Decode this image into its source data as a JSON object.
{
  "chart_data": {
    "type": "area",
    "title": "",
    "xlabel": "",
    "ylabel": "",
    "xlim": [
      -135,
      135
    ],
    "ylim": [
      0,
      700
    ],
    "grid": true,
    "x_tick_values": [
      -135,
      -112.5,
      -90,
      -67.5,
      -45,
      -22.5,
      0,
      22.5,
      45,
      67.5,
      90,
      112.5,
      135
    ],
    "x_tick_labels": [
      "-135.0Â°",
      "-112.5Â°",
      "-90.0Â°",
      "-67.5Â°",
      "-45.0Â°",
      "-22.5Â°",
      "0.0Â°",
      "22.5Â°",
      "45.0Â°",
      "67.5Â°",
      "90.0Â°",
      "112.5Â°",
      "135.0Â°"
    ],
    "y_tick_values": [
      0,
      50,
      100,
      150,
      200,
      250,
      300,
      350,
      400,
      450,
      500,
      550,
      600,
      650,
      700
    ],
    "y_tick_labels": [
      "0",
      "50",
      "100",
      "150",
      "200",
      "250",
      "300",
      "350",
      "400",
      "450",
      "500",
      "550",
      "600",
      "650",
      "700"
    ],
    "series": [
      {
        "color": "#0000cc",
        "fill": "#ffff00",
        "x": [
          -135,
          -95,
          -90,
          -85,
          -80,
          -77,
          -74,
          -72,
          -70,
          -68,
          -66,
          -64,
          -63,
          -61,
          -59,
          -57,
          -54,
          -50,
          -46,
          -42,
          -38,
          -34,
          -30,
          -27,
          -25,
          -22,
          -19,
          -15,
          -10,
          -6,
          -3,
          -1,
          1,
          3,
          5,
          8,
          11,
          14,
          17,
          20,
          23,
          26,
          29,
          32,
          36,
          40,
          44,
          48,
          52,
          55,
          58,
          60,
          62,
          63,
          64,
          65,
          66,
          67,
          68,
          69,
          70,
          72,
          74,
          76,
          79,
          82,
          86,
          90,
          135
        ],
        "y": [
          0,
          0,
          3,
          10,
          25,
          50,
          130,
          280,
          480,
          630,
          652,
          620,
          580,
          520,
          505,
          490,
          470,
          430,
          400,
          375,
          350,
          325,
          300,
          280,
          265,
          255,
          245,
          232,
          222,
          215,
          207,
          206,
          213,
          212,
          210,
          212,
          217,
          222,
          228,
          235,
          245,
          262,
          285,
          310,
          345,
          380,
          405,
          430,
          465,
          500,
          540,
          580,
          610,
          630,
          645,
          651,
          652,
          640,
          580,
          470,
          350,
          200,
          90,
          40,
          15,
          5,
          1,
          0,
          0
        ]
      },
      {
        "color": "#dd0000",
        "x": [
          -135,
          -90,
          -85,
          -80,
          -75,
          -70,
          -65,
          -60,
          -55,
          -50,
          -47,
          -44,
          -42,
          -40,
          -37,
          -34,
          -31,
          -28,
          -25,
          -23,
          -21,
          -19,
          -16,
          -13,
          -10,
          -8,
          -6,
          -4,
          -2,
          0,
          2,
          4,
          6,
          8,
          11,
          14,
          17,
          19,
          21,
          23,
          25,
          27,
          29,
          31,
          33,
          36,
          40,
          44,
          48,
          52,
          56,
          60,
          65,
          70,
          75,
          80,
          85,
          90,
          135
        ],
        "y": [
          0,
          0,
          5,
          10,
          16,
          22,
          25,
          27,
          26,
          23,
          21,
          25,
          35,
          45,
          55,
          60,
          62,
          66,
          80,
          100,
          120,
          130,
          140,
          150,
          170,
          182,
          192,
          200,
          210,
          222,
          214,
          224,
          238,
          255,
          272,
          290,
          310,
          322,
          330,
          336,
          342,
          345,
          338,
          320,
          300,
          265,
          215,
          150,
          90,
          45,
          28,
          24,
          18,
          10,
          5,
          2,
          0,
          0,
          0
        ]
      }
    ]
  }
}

══════

__Task to complete__:
Take the listing above and write it out again exactly.

__Reply__:
Decode this image into its source data as a JSON object.
{
  "chart_data": {
    "type": "area",
    "title": "",
    "xlabel": "",
    "ylabel": "",
    "xlim": [
      -135,
      135
    ],
    "ylim": [
      0,
      700
    ],
    "grid": true,
    "x_tick_values": [
      -135,
      -112.5,
      -90,
      -67.5,
      -45,
      -22.5,
      0,
      22.5,
      45,
      67.5,
      90,
      112.5,
      135
    ],
    "x_tick_labels": [
      "-135.0Â°",
      "-112.5Â°",
      "-90.0Â°",
      "-67.5Â°",
      "-45.0Â°",
      "-22.5Â°",
      "0.0Â°",
      "22.5Â°",
      "45.0Â°",
      "67.5Â°",
      "90.0Â°",
      "112.5Â°",
      "135.0Â°"
    ],
    "y_tick_values": [
      0,
      50,
      100,
      150,
      200,
      250,
      300,
      350,
      400,
      450,
      500,
      550,
      600,
      650,
      700
    ],
    "y_tick_labels": [
      "0",
      "50",
      "100",
      "150",
      "200",
      "250",
      "300",
      "350",
      "400",
      "450",
      "500",
      "550",
      "600",
      "650",
      "700"
    ],
    "series": [
      {
        "color": "#0000cc",
        "fill": "#ffff00",
        "x": [
          -135,
          -95,
          -90,
          -85,
          -80,
          -77,
          -74,
          -72,
          -70,
          -68,
          -66,
          -64,
          -63,
          -61,
          -59,
          -57,
          -54,
          -50,
          -46,
          -42,
          -38,
          -34,
          -30,
          -27,
          -25,
          -22,
          -19,
          -15,
          -10,
          -6,
          -3,
          -1,
          1,
          3,
          5,
          8,
          11,
          14,
          17,
          20,
          23,
          26,
          29,
          32,
          36,
          40,
          44,
          48,
          52,
          55,
          58,
          60,
          62,
          63,
          64,
          65,
          66,
          67,
          68,
          69,
          70,
          72,
          74,
          76,
          79,
          82,
          86,
          90,
          135
        ],
        "y": [
          0,
          0,
          3,
          10,
          25,
          50,
          130,
          280,
          480,
          630,
          652,
          620,
          580,
          520,
          505,
          490,
          470,
          430,
          400,
          375,
          350,
          325,
          300,
          280,
          265,
          255,
          245,
          232,
          222,
          215,
          207,
          206,
          213,
          212,
          210,
          212,
          217,
          222,
          228,
          235,
          245,
          262,
          285,
          310,
          345,
          380,
          405,
          430,
          465,
          500,
          540,
          580,
          610,
          630,
          645,
          651,
          652,
          640,
          580,
          470,
          350,
          200,
          90,
          40,
          15,
          5,
          1,
          0,
          0
        ]
      },
      {
        "color": "#dd0000",
        "x": [
          -135,
          -90,
          -85,
          -80,
          -75,
          -70,
          -65,
          -60,
          -55,
          -50,
          -47,
          -44,
          -42,
          -40,
          -37,
          -34,
          -31,
          -28,
          -25,
          -23,
          -21,
          -19,
          -16,
          -13,
          -10,
          -8,
          -6,
          -4,
          -2,
          0,
          2,
          4,
          6,
          8,
          11,
          14,
          17,
          19,
          21,
          23,
          25,
          27,
          29,
          31,
          33,
          36,
          40,
          44,
          48,
          52,
          56,
          60,
          65,
          70,
          75,
          80,
          85,
          90,
          135
        ],
        "y": [
          0,
          0,
          5,
          10,
          16,
          22,
          25,
          27,
          26,
          23,
          21,
          25,
          35,
          45,
          55,
          60,
          62,
          66,
          80,
          100,
          120,
          130,
          140,
          150,
          170,
          182,
          192,
          200,
          210,
          222,
          214,
          224,
          238,
          255,
          272,
          290,
          310,
          322,
          330,
          336,
          342,
          345,
          338,
          320,
          300,
          265,
          215,
          150,
          90,
          45,
          28,
          24,
          18,
          10,
          5,
          2,
          0,
          0,
          0
        ]
      }
    ]
  }
}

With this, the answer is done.